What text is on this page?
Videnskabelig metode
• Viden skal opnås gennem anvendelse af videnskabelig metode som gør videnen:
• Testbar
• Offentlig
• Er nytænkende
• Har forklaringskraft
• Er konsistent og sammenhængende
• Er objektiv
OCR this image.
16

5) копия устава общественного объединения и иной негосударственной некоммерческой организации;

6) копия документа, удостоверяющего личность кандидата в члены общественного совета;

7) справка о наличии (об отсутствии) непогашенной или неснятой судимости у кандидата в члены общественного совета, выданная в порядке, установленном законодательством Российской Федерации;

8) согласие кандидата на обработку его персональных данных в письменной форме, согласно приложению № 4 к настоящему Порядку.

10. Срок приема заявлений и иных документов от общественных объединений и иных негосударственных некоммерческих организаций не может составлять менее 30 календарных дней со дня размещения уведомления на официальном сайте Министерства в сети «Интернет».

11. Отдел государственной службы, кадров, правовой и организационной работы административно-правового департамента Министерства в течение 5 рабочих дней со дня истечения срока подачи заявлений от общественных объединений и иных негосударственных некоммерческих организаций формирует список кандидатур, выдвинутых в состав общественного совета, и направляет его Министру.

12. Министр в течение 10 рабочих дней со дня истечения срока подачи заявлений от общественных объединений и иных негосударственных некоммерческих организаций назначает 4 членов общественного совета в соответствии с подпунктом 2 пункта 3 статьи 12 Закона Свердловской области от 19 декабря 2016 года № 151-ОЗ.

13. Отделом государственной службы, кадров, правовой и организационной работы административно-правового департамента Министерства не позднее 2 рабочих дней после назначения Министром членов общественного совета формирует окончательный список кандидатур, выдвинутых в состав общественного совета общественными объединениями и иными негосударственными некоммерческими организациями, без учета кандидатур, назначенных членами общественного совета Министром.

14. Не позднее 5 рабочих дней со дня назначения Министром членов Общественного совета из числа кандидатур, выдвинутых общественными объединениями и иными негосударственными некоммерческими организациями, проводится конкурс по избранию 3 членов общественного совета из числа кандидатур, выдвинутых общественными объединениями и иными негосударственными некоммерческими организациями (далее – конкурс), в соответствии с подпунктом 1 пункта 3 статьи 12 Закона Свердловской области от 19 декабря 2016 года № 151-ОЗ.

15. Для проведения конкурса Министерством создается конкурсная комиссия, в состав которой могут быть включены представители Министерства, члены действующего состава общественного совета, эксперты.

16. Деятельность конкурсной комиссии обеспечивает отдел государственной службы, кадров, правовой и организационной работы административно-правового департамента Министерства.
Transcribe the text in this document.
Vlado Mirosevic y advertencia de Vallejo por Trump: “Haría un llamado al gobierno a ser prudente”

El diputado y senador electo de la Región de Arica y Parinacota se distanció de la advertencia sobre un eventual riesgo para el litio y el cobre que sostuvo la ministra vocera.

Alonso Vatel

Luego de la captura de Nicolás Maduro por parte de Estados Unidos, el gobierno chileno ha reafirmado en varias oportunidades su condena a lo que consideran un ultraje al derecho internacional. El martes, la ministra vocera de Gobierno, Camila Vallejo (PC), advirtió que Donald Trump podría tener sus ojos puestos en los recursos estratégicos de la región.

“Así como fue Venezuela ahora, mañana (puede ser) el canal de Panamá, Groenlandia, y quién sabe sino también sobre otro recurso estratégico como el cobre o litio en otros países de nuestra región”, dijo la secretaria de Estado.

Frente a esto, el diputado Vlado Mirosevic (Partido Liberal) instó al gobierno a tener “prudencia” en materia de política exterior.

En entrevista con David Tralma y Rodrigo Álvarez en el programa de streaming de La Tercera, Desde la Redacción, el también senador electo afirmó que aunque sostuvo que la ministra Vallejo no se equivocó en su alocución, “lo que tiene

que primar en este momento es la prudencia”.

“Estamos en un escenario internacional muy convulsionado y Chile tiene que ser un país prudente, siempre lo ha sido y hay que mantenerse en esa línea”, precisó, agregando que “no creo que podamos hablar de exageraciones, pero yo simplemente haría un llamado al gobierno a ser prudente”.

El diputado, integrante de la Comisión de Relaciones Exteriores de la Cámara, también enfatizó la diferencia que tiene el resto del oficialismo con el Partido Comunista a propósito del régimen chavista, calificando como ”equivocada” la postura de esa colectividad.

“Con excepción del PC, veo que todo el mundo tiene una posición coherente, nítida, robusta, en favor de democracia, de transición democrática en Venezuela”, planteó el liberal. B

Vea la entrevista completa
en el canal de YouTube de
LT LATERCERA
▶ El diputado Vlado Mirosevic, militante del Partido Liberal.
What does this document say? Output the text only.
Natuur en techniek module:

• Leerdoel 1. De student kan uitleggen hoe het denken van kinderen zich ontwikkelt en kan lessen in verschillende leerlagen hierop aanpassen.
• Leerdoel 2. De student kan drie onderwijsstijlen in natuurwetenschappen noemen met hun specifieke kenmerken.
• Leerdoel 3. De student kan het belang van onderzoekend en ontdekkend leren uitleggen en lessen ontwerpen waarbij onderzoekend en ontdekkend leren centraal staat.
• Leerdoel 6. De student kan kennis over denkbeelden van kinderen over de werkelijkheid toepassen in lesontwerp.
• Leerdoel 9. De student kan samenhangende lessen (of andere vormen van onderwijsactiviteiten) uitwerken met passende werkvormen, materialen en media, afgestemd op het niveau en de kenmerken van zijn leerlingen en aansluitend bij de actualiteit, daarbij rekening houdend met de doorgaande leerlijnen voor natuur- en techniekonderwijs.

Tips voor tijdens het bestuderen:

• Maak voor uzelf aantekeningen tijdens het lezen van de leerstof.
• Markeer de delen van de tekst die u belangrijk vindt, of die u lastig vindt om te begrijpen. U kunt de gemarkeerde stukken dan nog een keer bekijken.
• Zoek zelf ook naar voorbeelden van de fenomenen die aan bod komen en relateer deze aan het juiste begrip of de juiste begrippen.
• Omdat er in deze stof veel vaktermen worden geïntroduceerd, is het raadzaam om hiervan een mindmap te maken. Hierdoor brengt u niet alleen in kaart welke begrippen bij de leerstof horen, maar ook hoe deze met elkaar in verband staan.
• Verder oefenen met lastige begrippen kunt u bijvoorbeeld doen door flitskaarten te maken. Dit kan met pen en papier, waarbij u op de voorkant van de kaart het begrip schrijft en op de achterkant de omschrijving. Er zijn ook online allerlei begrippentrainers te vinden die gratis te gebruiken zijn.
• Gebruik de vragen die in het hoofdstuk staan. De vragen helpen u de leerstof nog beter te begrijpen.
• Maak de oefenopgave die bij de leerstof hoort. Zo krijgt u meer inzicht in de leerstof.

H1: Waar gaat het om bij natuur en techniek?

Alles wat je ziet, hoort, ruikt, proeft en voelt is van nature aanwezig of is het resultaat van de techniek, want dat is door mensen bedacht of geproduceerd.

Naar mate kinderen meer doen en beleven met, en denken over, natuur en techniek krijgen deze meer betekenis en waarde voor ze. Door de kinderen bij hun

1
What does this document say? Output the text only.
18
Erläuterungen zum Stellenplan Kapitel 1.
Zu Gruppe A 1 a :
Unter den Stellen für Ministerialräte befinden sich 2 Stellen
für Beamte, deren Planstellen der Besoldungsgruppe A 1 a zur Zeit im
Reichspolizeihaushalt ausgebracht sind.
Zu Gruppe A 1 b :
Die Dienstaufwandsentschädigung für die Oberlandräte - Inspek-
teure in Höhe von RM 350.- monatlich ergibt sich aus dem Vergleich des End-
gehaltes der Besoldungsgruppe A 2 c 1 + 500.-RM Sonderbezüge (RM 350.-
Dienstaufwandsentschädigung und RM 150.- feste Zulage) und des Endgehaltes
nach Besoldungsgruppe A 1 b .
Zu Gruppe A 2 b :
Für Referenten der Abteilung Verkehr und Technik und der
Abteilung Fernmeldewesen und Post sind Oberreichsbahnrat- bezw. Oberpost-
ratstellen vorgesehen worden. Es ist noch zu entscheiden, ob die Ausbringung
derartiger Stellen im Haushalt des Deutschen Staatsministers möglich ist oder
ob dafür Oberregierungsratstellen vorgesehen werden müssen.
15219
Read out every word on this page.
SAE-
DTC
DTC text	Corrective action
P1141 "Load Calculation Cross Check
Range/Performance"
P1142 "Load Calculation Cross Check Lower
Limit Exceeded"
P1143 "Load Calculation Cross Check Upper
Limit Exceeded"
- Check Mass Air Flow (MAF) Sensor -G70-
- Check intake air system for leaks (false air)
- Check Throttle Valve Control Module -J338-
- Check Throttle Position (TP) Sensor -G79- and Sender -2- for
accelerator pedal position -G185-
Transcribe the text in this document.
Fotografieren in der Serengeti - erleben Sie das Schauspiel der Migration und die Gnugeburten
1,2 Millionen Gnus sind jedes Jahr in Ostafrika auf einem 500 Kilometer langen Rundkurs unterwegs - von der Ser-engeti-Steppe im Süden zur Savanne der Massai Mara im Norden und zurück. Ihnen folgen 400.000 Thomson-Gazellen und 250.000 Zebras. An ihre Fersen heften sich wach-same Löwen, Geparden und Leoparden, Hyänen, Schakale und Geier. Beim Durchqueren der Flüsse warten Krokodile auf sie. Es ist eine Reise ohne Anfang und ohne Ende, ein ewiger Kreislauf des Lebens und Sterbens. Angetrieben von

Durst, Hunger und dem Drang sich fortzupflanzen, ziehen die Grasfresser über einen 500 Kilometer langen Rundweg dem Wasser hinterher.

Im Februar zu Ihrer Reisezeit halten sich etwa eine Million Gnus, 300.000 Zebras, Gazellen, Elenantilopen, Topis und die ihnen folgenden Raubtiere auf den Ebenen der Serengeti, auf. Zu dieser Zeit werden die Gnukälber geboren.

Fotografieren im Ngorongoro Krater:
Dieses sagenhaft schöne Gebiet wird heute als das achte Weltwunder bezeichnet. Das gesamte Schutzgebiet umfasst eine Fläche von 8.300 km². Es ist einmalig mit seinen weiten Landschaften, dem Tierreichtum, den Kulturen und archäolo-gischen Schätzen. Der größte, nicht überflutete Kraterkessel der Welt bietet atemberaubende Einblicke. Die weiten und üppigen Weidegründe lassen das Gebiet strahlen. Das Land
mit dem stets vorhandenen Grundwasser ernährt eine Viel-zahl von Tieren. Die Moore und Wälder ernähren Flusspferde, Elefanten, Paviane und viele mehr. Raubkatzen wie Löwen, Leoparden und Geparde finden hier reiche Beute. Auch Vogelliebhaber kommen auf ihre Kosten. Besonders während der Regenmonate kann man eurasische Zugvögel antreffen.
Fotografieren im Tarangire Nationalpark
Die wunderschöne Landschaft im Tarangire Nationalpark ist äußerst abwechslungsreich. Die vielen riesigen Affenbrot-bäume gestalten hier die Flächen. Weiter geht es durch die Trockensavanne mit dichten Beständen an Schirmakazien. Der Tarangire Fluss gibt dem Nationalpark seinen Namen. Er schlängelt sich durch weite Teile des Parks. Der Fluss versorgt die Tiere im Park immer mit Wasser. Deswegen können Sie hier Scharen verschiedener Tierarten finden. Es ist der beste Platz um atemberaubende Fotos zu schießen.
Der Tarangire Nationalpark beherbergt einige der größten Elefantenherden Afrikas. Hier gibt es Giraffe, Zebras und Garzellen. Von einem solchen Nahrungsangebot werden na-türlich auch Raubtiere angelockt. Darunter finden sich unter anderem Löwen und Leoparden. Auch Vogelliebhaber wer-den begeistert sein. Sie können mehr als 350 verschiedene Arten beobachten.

==========

Exercise task: Gather all lines with the string "uitleggen" from the data.

Answer to this problem:
• Leerdoel 1. De student kan uitleggen hoe het denken van kinderen zich ontwikkelt en kan lessen in verschillende leerlagen hierop aanpassen.
• Leerdoel 3. De student kan het belang van onderzoekend en ontdekkend leren uitleggen en lessen ontwerpen waarbij onderzoekend en ontdekkend leren centraal staat.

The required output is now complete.